(Items from a dataset)
════════

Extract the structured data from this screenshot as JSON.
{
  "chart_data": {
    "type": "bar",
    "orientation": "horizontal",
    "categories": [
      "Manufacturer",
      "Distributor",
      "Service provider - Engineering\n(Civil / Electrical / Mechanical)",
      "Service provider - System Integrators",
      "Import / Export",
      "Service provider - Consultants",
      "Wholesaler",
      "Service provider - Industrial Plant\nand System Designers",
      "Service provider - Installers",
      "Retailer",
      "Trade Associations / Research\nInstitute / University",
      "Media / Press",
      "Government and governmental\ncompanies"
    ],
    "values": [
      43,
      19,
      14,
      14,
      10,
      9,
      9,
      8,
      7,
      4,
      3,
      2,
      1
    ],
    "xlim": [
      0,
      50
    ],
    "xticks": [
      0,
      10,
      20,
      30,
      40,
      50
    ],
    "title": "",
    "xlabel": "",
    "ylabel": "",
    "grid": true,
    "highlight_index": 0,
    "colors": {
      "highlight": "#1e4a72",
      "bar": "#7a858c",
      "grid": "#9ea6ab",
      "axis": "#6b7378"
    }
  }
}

════════

• DIRECTION: Copy out all of the records above with nothing altered.

• RESPONSE TO THE EXERCISE:
Extract the structured data from this screenshot as JSON.
{
  "chart_data": {
    "type": "bar",
    "orientation": "horizontal",
    "categories": [
      "Manufacturer",
      "Distributor",
      "Service provider - Engineering\n(Civil / Electrical / Mechanical)",
      "Service provider - System Integrators",
      "Import / Export",
      "Service provider - Consultants",
      "Wholesaler",
      "Service provider - Industrial Plant\nand System Designers",
      "Service provider - Installers",
      "Retailer",
      "Trade Associations / Research\nInstitute / University",
      "Media / Press",
      "Government and governmental\ncompanies"
    ],
    "values": [
      43,
      19,
      14,
      14,
      10,
      9,
      9,
      8,
      7,
      4,
      3,
      2,
      1
    ],
    "xlim": [
      0,
      50
    ],
    "xticks": [
      0,
      10,
      20,
      30,
      40,
      50
    ],
    "title": "",
    "xlabel": "",
    "ylabel": "",
    "grid": true,
    "highlight_index": 0,
    "colors": {
      "highlight": "#1e4a72",
      "bar": "#7a858c",
      "grid": "#9ea6ab",
      "axis": "#6b7378"
    }
  }
}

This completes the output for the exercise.